DATA EXTRACT:
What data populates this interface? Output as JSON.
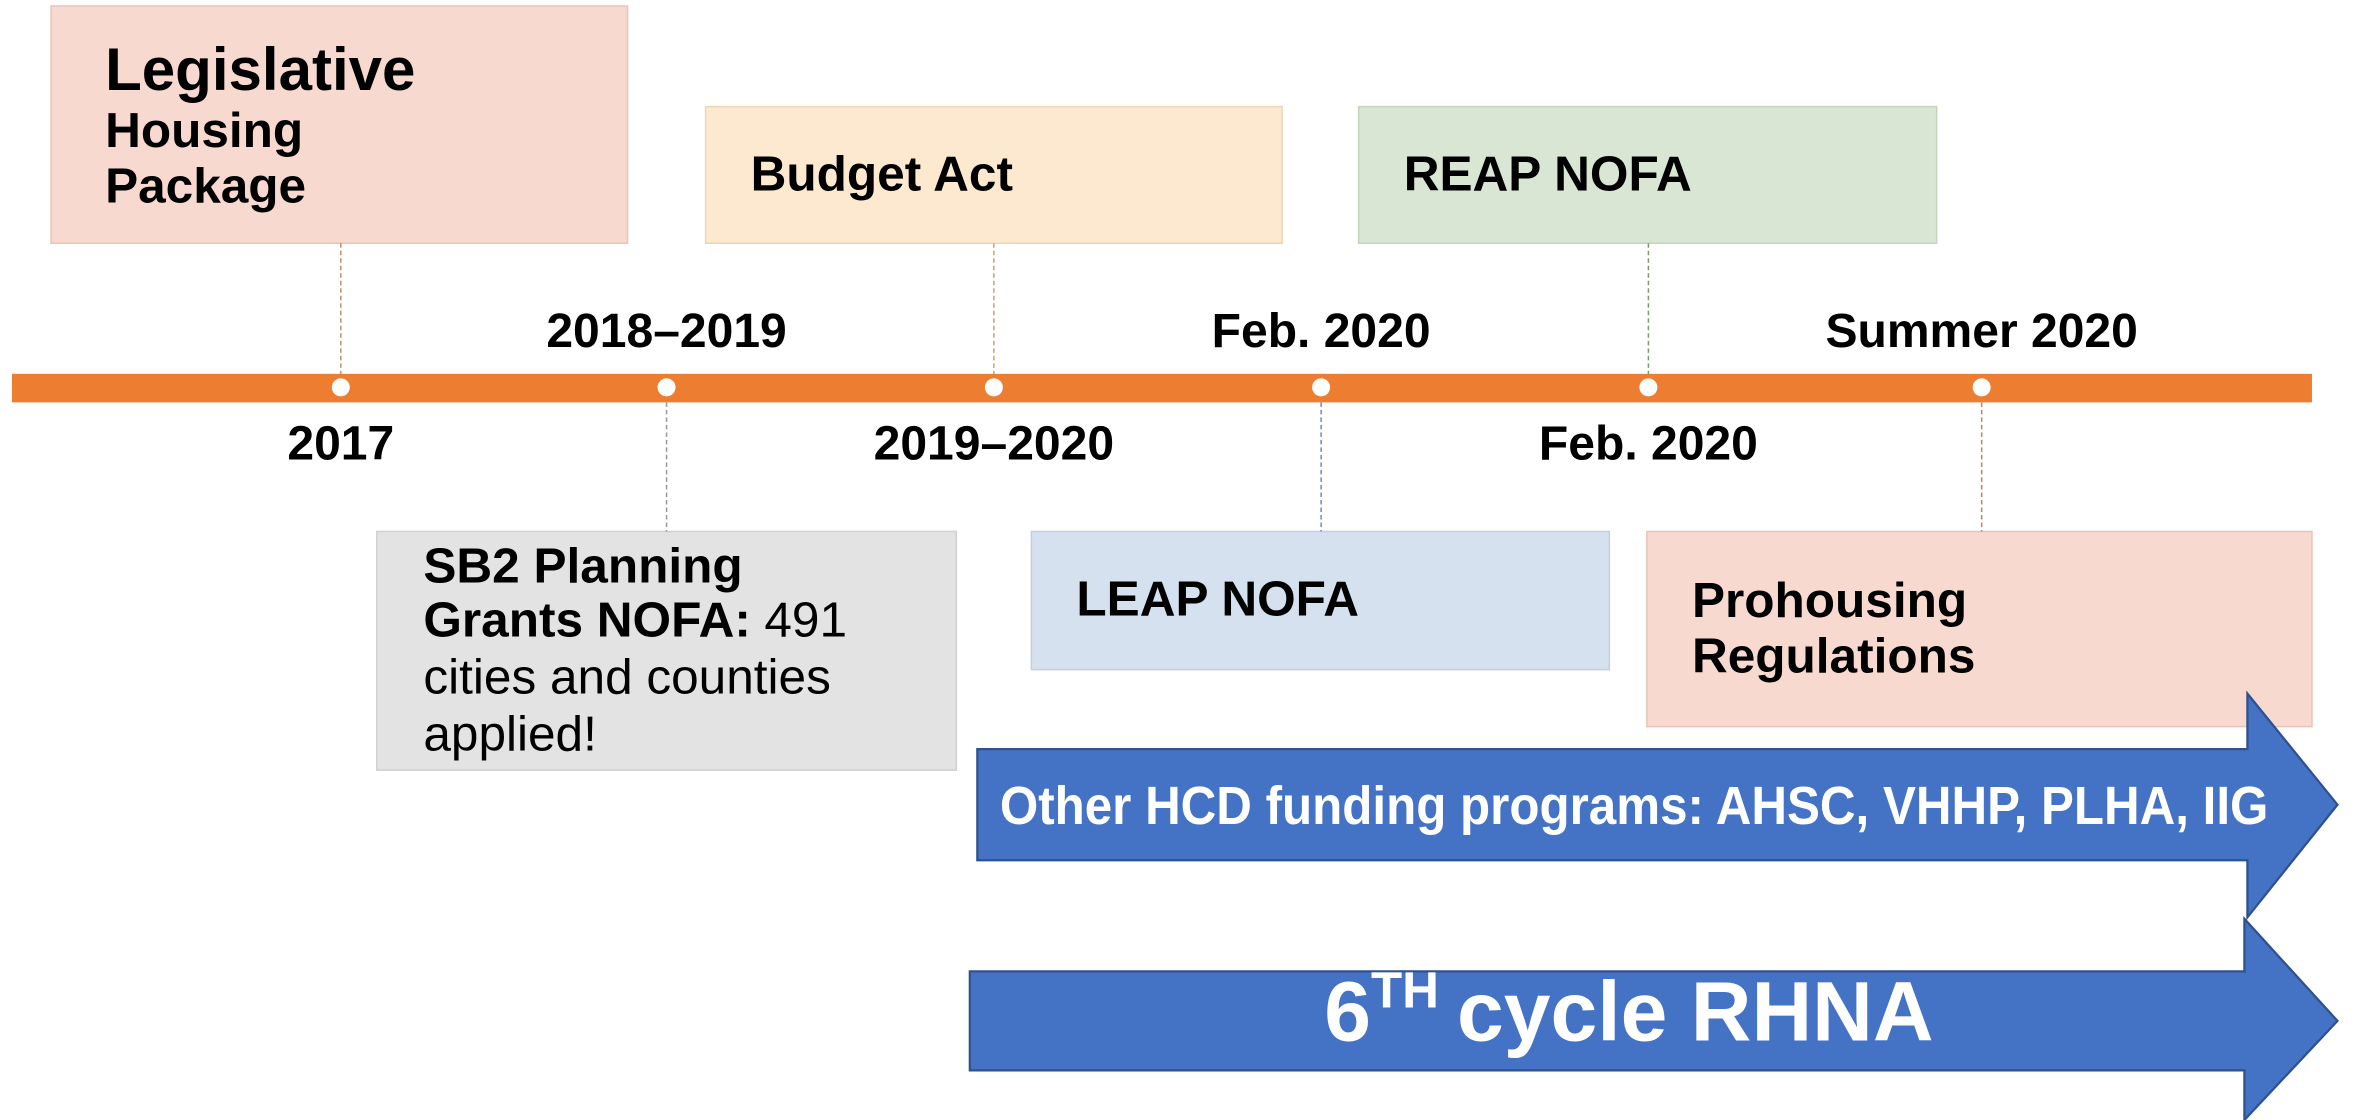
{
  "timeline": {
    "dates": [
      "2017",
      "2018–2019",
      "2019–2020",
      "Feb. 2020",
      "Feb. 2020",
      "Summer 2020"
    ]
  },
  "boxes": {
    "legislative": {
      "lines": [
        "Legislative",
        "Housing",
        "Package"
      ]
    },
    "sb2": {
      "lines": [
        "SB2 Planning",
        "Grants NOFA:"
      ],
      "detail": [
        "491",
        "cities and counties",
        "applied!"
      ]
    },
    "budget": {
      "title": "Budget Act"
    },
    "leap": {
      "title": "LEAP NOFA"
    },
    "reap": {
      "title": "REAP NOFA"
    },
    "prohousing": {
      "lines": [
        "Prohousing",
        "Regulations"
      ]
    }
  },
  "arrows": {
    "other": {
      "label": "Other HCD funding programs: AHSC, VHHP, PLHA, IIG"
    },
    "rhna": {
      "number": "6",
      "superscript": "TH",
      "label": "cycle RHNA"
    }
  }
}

WRITTEN REQUEST: Quote all the lines above exactly as given. Do not include the pictures.

TASK ANSWER:
What data populates this interface? Output as JSON.
{
  "timeline": {
    "dates": [
      "2017",
      "2018–2019",
      "2019–2020",
      "Feb. 2020",
      "Feb. 2020",
      "Summer 2020"
    ]
  },
  "boxes": {
    "legislative": {
      "lines": [
        "Legislative",
        "Housing",
        "Package"
      ]
    },
    "sb2": {
      "lines": [
        "SB2 Planning",
        "Grants NOFA:"
      ],
      "detail": [
        "491",
        "cities and counties",
        "applied!"
      ]
    },
    "budget": {
      "title": "Budget Act"
    },
    "leap": {
      "title": "LEAP NOFA"
    },
    "reap": {
      "title": "REAP NOFA"
    },
    "prohousing": {
      "lines": [
        "Prohousing",
        "Regulations"
      ]
    }
  },
  "arrows": {
    "other": {
      "label": "Other HCD funding programs: AHSC, VHHP, PLHA, IIG"
    },
    "rhna": {
      "number": "6",
      "superscript": "TH",
      "label": "cycle RHNA"
    }
  }
}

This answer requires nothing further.